PROBLEM STATEMENT: Lift out all lines below that contain "using".

RECORDS PROVIDED:
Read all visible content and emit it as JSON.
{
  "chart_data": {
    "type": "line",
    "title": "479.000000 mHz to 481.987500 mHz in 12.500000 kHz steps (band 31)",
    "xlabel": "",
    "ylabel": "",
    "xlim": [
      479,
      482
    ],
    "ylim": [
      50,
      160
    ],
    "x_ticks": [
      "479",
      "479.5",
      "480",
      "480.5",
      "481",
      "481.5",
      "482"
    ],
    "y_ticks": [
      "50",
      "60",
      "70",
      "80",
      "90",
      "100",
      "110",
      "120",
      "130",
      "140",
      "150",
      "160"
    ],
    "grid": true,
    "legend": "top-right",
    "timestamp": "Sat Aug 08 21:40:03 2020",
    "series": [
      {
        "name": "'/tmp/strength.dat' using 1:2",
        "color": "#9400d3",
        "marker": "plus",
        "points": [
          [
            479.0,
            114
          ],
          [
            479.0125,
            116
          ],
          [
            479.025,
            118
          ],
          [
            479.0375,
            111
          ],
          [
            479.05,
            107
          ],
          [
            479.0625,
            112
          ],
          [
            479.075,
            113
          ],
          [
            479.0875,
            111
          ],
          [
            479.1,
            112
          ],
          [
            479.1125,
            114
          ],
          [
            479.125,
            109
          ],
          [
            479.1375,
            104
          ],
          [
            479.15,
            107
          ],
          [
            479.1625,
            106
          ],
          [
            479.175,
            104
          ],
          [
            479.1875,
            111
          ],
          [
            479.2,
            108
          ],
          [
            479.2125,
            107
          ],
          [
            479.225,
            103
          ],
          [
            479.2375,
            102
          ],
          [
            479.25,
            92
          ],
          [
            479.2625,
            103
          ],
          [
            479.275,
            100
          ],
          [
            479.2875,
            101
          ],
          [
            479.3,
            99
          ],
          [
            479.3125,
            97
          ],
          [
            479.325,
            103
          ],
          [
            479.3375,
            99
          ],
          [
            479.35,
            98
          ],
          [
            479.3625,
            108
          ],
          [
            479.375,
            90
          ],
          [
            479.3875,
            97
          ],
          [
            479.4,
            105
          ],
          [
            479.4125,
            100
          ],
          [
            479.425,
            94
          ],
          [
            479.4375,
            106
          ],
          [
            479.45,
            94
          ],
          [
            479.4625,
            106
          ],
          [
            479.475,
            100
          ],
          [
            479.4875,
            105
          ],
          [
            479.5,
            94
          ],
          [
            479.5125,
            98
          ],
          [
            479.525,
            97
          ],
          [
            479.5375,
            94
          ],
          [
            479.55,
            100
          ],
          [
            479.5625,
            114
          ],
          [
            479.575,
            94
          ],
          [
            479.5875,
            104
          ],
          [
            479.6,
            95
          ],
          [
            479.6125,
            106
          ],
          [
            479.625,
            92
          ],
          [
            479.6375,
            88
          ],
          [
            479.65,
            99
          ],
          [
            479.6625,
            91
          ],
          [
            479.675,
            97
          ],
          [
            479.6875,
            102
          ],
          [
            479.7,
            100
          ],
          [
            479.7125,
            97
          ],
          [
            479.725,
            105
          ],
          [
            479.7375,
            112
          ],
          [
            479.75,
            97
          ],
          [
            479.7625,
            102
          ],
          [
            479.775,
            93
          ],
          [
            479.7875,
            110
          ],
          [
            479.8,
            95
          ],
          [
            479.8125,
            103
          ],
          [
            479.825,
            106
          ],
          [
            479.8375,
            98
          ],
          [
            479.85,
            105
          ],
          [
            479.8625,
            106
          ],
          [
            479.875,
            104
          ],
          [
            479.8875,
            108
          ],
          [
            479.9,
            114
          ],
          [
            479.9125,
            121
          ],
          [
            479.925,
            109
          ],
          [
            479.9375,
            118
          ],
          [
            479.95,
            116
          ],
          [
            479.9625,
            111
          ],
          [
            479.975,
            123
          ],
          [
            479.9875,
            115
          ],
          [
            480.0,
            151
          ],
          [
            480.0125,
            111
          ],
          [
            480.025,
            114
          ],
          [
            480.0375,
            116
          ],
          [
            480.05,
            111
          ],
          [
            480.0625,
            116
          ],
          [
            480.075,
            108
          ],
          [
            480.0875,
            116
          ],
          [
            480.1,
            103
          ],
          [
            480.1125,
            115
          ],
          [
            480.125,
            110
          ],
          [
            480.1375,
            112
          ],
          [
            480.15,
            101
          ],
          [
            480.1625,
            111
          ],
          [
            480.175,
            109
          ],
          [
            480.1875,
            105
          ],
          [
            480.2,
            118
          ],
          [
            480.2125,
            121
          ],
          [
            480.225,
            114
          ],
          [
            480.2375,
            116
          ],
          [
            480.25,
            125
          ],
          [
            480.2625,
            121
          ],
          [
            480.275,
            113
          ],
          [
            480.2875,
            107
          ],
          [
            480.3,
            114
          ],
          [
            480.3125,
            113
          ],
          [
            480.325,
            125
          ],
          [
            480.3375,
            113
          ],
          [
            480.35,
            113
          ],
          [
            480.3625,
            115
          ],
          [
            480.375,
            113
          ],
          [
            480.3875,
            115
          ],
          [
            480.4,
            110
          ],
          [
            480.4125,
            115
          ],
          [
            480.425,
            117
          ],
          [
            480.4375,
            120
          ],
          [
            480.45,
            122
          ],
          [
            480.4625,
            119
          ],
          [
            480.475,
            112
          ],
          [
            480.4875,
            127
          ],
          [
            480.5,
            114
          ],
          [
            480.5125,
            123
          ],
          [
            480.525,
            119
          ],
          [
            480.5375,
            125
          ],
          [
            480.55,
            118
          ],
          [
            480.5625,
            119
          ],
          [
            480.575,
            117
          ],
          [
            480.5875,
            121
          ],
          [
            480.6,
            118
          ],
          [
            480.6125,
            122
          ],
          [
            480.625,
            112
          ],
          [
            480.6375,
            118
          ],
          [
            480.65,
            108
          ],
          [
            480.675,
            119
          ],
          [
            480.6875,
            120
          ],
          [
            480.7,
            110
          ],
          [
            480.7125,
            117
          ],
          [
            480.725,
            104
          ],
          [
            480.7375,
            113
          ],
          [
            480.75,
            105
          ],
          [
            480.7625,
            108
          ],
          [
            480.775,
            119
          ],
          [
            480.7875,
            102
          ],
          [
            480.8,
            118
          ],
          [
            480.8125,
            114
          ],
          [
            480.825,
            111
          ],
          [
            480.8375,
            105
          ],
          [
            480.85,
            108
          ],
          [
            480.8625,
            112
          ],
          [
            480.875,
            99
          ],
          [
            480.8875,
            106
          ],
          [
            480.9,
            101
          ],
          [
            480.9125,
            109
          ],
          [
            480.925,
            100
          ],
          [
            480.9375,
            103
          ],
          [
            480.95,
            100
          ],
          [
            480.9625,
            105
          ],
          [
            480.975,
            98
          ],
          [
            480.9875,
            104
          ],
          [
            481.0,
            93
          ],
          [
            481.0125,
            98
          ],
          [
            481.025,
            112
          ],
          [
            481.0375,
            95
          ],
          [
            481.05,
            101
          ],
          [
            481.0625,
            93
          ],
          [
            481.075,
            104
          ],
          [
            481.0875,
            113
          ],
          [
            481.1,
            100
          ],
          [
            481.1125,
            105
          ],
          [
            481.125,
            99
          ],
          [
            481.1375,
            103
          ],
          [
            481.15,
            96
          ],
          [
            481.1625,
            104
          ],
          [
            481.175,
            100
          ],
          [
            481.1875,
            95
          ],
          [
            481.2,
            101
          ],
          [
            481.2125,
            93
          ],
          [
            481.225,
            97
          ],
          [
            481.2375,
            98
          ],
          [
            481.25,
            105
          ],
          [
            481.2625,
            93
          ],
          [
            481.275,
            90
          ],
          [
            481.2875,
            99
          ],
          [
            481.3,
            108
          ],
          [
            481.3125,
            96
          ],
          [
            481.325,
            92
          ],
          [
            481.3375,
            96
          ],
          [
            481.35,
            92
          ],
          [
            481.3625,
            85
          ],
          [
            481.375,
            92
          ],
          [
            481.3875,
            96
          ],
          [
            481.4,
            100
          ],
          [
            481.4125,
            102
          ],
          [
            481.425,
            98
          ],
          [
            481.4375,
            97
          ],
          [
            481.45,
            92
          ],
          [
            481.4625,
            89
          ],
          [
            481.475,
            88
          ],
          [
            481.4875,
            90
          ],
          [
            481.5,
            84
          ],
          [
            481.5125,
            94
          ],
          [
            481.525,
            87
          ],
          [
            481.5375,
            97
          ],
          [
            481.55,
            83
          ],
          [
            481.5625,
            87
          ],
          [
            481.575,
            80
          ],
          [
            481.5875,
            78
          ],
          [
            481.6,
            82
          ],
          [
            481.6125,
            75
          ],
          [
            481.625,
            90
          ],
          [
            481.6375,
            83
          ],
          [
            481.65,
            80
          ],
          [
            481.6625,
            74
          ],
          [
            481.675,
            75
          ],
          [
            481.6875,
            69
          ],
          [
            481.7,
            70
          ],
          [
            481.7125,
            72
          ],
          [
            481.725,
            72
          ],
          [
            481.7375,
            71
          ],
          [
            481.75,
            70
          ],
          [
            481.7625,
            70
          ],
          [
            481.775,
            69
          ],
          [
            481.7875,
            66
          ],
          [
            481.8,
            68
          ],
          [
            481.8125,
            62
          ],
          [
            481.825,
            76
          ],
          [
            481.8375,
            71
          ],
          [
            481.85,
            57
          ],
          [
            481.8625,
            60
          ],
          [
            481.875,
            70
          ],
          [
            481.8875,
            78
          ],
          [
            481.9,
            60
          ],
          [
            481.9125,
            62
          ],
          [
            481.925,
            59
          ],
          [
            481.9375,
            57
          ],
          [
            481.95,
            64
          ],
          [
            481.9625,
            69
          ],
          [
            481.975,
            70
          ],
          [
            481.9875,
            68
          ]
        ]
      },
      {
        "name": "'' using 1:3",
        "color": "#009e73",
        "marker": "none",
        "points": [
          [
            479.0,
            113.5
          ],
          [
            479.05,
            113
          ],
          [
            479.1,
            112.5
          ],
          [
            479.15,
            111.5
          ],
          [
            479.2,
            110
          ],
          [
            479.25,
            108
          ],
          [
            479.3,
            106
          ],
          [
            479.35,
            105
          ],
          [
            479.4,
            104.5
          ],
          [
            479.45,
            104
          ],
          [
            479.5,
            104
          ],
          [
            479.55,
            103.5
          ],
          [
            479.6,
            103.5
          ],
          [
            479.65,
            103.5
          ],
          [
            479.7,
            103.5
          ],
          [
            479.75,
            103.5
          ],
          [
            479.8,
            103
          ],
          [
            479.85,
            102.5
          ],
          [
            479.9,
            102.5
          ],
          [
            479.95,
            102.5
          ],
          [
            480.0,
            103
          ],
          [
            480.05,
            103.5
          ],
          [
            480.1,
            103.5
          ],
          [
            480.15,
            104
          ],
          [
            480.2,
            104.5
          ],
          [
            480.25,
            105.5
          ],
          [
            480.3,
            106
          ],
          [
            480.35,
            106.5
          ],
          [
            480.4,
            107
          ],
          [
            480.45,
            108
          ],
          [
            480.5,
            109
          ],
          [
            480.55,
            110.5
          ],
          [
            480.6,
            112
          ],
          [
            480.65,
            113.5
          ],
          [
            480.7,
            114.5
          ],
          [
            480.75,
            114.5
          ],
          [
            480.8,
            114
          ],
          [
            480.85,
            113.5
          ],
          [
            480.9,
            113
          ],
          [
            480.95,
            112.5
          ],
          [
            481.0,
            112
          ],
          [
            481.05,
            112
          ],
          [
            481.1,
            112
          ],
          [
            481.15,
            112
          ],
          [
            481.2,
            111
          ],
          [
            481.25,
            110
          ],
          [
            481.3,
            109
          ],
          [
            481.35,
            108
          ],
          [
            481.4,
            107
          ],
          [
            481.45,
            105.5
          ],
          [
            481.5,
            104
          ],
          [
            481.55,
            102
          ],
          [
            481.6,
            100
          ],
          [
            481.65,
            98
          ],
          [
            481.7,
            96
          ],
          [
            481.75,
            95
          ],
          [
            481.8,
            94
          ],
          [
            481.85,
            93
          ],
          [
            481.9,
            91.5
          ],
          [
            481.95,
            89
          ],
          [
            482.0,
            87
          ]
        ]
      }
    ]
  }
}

OUTPUT FOR THIS EXERCISE:
        "name": "'/tmp/strength.dat' using 1:2",
        "name": "'' using 1:3",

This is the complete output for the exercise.